◆ **Exercise task**: Please pull out every line that includes the string "this".

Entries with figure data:
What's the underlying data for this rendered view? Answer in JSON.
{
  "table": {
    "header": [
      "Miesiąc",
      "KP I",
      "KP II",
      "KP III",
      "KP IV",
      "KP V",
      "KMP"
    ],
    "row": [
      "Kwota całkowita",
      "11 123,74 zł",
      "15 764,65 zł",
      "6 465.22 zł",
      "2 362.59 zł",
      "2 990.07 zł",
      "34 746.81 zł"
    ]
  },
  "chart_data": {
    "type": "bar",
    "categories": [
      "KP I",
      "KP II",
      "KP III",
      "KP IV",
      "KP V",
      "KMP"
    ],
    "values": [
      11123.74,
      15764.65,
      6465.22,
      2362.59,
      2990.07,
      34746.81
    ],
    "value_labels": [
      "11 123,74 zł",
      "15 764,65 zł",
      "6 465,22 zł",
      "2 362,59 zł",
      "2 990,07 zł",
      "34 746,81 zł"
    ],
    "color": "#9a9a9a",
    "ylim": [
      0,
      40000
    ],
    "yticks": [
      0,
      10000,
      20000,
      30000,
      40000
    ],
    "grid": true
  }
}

* * *

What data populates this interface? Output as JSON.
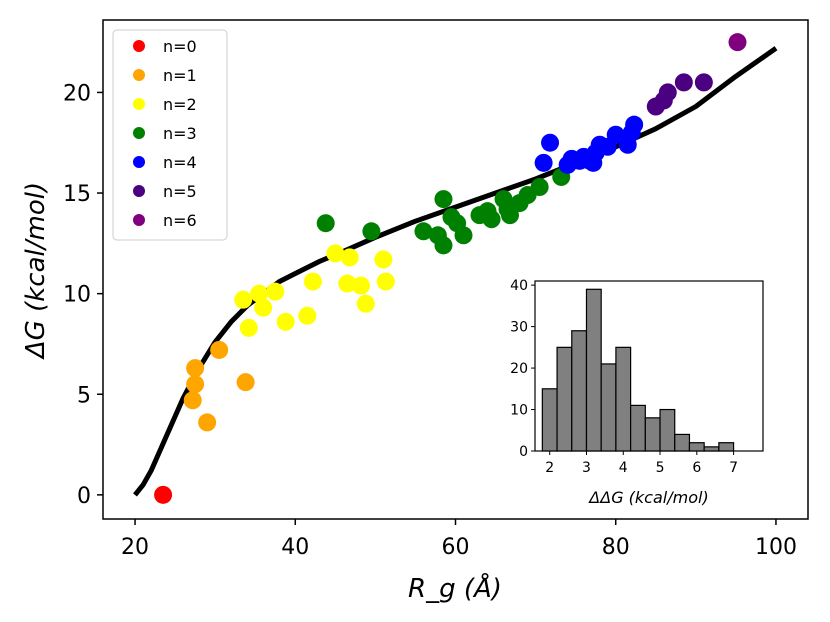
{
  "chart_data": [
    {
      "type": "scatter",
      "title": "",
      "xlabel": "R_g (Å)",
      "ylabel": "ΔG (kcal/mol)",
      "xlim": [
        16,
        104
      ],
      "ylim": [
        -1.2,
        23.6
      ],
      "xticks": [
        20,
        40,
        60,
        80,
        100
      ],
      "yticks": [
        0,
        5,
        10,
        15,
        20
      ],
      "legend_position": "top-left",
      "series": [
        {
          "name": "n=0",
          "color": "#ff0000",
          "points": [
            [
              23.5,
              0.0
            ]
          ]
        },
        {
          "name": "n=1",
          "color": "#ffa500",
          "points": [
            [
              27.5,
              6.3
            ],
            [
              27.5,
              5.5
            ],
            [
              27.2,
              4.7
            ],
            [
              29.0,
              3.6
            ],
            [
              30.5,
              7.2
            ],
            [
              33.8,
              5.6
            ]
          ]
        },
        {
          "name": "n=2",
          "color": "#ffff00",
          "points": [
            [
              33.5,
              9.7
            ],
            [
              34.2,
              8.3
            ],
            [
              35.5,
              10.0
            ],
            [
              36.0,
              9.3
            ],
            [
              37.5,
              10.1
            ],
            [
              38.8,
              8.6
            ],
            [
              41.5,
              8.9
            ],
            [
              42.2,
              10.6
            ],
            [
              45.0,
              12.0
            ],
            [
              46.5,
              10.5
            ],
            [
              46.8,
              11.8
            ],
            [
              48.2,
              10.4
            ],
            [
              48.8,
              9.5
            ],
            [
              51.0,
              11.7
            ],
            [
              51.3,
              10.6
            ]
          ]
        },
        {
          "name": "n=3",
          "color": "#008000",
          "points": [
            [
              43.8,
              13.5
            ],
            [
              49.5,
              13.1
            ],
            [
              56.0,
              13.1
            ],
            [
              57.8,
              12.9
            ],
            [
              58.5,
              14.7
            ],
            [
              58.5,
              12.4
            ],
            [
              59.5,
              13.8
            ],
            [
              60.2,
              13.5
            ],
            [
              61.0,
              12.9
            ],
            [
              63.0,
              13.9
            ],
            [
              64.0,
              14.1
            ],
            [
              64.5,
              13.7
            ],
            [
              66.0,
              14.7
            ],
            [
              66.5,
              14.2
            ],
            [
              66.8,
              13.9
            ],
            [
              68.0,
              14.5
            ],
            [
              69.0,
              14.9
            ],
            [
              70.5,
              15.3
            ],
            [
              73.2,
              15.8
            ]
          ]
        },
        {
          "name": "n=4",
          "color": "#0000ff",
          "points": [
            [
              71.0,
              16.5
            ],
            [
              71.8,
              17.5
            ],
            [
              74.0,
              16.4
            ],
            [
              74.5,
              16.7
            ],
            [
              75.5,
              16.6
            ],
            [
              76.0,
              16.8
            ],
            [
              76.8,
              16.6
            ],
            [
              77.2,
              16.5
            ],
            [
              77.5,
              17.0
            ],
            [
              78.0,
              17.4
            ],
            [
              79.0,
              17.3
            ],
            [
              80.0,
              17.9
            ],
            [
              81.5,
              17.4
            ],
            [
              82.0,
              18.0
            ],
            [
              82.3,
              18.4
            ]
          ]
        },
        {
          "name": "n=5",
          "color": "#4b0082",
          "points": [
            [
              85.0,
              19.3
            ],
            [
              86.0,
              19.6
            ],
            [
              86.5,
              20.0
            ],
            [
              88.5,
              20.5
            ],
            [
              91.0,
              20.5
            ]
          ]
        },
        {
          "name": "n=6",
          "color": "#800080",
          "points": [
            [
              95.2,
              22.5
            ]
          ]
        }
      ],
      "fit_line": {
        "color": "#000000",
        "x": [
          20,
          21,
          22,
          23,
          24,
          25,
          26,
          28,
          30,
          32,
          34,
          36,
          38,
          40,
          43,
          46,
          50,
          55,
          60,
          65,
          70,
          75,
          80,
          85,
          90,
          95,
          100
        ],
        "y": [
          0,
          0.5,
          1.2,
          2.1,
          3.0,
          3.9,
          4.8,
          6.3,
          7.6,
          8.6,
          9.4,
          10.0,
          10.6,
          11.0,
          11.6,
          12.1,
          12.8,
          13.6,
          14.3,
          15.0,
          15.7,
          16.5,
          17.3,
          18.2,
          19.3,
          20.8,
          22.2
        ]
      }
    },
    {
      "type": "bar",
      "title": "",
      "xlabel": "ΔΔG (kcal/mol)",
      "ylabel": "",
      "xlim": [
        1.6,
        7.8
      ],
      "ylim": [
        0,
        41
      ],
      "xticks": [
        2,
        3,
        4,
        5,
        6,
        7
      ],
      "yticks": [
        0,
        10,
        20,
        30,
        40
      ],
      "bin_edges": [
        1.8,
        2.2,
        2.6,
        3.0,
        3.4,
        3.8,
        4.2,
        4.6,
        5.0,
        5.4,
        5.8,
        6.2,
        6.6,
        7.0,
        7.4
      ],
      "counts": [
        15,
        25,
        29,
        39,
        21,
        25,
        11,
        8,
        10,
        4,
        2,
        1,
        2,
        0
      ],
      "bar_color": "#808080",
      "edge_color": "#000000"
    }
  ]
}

* * *

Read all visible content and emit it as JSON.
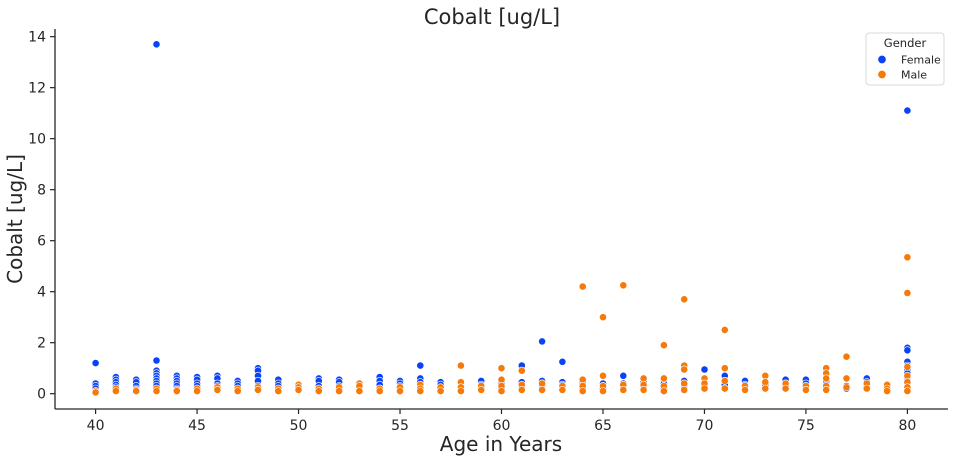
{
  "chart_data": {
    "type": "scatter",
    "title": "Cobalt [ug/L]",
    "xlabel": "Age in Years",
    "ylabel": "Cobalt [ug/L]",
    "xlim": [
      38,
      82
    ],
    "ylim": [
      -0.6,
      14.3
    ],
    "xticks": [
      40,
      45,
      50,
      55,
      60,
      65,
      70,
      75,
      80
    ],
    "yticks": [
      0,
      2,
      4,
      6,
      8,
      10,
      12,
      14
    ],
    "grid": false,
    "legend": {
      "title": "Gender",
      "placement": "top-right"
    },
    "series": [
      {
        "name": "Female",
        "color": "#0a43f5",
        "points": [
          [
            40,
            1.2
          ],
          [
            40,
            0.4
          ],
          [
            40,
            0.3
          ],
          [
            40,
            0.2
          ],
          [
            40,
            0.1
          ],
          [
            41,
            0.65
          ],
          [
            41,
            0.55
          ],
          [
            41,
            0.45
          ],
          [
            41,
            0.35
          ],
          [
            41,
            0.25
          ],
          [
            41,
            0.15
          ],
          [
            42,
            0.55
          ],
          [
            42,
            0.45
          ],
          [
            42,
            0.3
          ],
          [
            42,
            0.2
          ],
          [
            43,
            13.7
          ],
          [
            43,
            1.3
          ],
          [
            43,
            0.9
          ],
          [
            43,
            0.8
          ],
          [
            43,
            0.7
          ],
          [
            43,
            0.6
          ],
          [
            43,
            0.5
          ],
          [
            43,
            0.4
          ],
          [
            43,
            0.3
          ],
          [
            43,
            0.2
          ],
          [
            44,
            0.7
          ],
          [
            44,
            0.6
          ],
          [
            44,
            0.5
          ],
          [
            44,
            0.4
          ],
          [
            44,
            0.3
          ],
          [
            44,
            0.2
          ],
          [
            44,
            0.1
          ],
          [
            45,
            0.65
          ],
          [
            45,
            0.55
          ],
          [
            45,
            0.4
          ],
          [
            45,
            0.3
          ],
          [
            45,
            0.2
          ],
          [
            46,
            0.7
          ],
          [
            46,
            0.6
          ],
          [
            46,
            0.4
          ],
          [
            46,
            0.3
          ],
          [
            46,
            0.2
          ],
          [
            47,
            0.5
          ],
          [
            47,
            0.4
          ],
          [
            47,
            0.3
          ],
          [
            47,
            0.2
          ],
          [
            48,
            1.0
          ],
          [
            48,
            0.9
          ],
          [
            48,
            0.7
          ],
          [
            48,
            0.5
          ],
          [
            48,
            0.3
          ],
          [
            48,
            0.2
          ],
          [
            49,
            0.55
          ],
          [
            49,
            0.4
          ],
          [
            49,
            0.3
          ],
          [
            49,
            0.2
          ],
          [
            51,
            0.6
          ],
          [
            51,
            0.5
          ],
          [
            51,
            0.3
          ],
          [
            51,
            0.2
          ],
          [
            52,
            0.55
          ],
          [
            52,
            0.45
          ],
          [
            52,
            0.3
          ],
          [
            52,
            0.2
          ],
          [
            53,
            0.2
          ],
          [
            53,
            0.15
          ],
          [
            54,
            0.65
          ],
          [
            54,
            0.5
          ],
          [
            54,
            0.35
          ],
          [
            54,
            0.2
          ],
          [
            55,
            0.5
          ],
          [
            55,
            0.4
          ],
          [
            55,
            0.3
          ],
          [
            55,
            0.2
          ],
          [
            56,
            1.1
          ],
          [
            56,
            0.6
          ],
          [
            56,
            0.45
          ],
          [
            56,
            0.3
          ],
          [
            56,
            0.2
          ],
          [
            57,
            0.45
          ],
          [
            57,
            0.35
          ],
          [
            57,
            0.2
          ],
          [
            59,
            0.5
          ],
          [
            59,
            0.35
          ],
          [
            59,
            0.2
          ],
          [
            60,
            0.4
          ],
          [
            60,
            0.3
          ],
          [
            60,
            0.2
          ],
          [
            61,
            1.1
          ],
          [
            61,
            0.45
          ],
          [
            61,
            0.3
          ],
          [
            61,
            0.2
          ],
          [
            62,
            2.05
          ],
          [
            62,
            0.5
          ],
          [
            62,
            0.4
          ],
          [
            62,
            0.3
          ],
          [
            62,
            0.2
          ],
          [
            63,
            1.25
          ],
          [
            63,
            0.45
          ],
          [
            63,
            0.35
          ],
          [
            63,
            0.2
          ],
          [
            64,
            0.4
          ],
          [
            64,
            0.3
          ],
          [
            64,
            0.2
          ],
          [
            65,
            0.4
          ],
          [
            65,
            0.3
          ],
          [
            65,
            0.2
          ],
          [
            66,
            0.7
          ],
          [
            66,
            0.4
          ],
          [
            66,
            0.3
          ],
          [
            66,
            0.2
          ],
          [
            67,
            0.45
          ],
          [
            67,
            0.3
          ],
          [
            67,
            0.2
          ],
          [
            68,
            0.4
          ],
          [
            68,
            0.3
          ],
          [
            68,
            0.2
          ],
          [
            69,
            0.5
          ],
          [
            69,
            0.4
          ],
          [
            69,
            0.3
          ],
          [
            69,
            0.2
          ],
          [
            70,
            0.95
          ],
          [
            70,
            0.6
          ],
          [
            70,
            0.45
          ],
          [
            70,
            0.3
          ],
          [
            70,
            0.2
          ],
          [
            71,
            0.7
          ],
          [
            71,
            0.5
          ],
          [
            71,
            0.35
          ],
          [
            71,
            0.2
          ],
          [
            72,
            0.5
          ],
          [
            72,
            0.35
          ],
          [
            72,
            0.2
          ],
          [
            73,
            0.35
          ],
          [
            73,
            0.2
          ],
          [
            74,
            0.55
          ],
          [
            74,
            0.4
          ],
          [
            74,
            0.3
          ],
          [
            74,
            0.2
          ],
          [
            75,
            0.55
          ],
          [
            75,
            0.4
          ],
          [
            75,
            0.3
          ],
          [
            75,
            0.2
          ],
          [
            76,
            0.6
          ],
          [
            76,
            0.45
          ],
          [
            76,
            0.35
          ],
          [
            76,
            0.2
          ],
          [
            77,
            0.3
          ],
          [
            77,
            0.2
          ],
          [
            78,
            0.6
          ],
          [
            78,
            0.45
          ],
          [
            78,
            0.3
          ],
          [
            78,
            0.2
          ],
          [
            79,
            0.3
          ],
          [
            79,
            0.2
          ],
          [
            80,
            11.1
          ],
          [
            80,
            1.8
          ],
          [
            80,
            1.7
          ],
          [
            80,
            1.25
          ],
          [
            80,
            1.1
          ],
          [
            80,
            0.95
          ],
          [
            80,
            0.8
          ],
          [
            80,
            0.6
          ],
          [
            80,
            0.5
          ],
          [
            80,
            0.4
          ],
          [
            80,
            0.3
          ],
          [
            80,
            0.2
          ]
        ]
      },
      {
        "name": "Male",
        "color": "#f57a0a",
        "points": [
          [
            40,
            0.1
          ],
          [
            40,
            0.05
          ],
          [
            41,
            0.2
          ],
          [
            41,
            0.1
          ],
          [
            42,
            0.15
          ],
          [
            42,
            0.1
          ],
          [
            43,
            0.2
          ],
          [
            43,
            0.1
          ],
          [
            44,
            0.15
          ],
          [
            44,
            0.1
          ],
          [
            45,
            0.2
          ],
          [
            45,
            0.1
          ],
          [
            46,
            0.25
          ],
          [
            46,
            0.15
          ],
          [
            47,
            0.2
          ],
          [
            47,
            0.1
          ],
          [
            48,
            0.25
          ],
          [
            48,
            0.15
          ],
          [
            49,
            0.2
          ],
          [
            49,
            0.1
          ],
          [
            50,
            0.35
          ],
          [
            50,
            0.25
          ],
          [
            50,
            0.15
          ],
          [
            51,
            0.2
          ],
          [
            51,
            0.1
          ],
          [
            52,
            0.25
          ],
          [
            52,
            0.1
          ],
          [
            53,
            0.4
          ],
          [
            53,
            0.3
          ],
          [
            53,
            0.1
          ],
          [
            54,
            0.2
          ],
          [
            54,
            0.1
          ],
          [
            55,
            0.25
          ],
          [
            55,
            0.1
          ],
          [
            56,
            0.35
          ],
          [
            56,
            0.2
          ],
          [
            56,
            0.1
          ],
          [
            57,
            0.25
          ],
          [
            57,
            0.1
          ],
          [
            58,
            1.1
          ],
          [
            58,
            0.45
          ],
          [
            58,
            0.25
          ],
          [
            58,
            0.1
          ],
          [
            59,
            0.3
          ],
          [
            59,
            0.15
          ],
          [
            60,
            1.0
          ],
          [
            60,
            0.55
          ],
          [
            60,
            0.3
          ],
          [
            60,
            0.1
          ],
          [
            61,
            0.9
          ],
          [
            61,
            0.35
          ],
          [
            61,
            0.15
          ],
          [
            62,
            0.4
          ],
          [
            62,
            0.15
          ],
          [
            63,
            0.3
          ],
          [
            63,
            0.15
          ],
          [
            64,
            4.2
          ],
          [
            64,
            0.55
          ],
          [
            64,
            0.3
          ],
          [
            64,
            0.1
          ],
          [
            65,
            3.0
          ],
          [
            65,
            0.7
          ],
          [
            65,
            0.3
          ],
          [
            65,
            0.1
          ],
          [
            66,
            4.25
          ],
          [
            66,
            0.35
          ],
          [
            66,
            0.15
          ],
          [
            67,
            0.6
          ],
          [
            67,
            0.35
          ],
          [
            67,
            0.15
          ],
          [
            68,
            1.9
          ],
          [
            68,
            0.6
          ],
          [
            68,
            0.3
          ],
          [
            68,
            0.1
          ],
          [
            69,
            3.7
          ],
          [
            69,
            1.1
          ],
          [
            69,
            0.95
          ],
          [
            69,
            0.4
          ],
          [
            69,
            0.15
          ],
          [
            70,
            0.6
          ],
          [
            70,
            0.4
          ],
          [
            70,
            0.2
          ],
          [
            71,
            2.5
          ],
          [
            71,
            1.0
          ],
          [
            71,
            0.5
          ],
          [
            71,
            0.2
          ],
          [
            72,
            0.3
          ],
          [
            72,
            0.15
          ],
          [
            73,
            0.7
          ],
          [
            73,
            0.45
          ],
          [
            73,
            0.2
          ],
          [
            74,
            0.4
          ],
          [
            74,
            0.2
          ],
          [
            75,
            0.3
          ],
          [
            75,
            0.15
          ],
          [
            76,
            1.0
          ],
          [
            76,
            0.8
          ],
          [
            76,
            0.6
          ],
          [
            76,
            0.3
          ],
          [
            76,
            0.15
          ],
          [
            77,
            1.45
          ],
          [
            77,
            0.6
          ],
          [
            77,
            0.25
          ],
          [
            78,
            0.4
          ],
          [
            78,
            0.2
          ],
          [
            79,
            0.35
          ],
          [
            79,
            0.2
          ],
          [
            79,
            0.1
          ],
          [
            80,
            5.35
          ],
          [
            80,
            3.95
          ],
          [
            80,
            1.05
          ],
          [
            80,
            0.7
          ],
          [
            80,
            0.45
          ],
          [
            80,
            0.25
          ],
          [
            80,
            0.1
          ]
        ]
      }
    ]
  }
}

◆ **Exercise solution**:
What's the underlying data for this rendered view? Answer in JSON.
What data populates this interface? Output as JSON.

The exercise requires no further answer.